● WORKING DATA
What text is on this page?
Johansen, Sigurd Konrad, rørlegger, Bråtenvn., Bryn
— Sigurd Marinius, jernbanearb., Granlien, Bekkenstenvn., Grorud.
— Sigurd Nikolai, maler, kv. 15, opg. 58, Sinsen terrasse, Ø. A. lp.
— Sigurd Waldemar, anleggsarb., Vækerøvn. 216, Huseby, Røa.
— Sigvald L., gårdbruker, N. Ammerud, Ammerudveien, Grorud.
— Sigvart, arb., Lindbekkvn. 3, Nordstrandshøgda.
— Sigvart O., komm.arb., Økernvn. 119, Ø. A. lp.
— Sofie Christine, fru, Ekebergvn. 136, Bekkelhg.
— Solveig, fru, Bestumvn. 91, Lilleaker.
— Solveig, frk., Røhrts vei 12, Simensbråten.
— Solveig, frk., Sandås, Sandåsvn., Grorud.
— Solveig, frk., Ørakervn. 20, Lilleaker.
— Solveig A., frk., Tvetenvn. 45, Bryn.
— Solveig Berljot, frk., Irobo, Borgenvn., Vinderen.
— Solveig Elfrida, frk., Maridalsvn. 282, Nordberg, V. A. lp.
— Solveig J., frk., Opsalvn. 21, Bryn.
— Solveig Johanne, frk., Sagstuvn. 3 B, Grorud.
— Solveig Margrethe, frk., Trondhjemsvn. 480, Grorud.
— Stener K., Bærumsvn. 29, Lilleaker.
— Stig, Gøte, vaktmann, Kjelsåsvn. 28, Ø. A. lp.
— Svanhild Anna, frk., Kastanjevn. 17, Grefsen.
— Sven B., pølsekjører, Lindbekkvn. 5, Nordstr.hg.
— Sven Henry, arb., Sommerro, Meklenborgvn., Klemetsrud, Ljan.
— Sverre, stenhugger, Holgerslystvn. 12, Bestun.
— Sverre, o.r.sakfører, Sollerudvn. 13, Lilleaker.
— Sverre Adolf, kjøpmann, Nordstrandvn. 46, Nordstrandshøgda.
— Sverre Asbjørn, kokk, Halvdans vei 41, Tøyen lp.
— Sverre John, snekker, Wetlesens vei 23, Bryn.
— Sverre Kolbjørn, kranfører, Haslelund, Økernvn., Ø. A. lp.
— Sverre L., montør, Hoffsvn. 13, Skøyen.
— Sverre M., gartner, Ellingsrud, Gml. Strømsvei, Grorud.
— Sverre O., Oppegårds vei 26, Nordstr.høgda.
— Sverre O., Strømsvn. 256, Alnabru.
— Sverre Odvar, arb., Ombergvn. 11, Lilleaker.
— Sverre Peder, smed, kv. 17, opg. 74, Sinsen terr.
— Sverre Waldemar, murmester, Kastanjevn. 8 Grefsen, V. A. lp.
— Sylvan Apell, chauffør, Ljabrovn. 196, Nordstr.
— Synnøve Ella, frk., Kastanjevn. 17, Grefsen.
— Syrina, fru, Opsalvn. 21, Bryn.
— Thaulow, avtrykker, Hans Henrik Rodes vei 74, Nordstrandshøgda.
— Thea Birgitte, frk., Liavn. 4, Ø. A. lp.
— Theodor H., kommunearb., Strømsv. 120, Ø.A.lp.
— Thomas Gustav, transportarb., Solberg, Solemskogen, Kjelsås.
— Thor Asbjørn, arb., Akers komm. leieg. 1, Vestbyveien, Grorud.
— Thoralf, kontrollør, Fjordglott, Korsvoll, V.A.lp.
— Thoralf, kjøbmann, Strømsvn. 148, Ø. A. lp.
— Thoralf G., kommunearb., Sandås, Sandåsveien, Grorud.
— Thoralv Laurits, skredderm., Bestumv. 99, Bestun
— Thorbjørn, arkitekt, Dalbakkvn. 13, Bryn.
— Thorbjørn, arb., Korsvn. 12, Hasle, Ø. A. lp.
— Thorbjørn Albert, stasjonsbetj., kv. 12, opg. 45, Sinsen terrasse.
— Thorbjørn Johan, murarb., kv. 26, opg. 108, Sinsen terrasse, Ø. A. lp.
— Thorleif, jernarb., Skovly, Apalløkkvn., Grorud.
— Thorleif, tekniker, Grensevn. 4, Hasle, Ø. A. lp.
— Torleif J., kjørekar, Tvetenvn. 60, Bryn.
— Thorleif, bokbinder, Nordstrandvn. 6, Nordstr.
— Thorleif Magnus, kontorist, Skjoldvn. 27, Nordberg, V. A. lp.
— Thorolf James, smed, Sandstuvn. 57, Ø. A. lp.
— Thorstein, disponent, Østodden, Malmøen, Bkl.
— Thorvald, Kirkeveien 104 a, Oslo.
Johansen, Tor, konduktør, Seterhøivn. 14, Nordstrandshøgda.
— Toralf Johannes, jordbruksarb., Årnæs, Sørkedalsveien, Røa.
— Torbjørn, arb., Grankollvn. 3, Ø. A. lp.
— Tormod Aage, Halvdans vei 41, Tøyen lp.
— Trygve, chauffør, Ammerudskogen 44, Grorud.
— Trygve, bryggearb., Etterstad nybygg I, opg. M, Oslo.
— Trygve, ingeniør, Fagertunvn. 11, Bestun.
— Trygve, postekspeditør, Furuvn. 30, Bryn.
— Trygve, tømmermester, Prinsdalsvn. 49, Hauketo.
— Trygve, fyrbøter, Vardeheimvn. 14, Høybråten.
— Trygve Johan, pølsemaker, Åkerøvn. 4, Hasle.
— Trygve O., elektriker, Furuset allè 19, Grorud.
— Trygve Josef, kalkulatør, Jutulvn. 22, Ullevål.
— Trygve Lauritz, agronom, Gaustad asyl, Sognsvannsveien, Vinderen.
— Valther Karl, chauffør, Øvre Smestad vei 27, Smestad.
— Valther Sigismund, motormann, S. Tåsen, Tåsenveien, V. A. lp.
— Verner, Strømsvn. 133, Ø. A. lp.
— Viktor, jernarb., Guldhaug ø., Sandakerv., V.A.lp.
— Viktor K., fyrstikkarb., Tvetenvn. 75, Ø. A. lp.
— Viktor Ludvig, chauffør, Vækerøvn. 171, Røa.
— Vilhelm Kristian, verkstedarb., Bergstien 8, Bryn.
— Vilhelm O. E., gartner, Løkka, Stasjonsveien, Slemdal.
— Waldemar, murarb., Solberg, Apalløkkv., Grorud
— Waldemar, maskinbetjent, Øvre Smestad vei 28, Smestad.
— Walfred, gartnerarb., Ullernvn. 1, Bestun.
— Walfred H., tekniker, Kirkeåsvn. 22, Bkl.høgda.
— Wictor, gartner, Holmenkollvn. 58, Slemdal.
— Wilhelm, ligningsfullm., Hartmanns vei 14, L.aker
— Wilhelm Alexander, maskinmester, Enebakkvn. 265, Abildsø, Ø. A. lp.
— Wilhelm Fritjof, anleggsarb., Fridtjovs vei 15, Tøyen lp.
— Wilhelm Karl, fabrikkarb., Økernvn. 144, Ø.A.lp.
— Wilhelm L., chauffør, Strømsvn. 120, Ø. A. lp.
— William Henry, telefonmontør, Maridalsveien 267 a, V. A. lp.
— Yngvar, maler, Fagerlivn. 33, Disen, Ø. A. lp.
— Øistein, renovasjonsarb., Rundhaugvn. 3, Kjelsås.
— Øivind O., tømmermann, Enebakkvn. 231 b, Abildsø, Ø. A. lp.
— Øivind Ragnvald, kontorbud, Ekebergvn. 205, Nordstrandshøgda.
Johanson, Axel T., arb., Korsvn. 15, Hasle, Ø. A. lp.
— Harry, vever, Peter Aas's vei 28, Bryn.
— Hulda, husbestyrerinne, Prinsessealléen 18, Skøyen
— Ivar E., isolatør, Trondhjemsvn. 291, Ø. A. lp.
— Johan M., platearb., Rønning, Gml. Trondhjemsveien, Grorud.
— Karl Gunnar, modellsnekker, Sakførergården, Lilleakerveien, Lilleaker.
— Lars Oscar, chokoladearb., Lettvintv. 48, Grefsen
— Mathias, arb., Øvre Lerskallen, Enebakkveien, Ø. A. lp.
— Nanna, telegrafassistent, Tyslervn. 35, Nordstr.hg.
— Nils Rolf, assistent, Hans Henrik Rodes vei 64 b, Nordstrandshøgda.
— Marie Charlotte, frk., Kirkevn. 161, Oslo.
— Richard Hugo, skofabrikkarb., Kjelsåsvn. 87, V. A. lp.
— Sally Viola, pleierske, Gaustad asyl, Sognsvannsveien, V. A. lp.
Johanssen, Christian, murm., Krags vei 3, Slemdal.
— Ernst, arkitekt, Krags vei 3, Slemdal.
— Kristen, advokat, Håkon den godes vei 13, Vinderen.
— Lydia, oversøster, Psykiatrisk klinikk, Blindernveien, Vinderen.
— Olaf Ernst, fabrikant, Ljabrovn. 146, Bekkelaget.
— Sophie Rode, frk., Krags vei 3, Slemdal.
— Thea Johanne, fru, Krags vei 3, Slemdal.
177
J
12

● GOAL
Filter the entries down to the lines containing "Thorleif". Copy each of those lines.

● TASK RESULT
— Thorleif, jernarb., Skovly, Apalløkkvn., Grorud.
— Thorleif, tekniker, Grensevn. 4, Hasle, Ø. A. lp.
— Thorleif, bokbinder, Nordstrandvn. 6, Nordstr.
— Thorleif Magnus, kontorist, Skjoldvn. 27, Nordberg, V. A. lp.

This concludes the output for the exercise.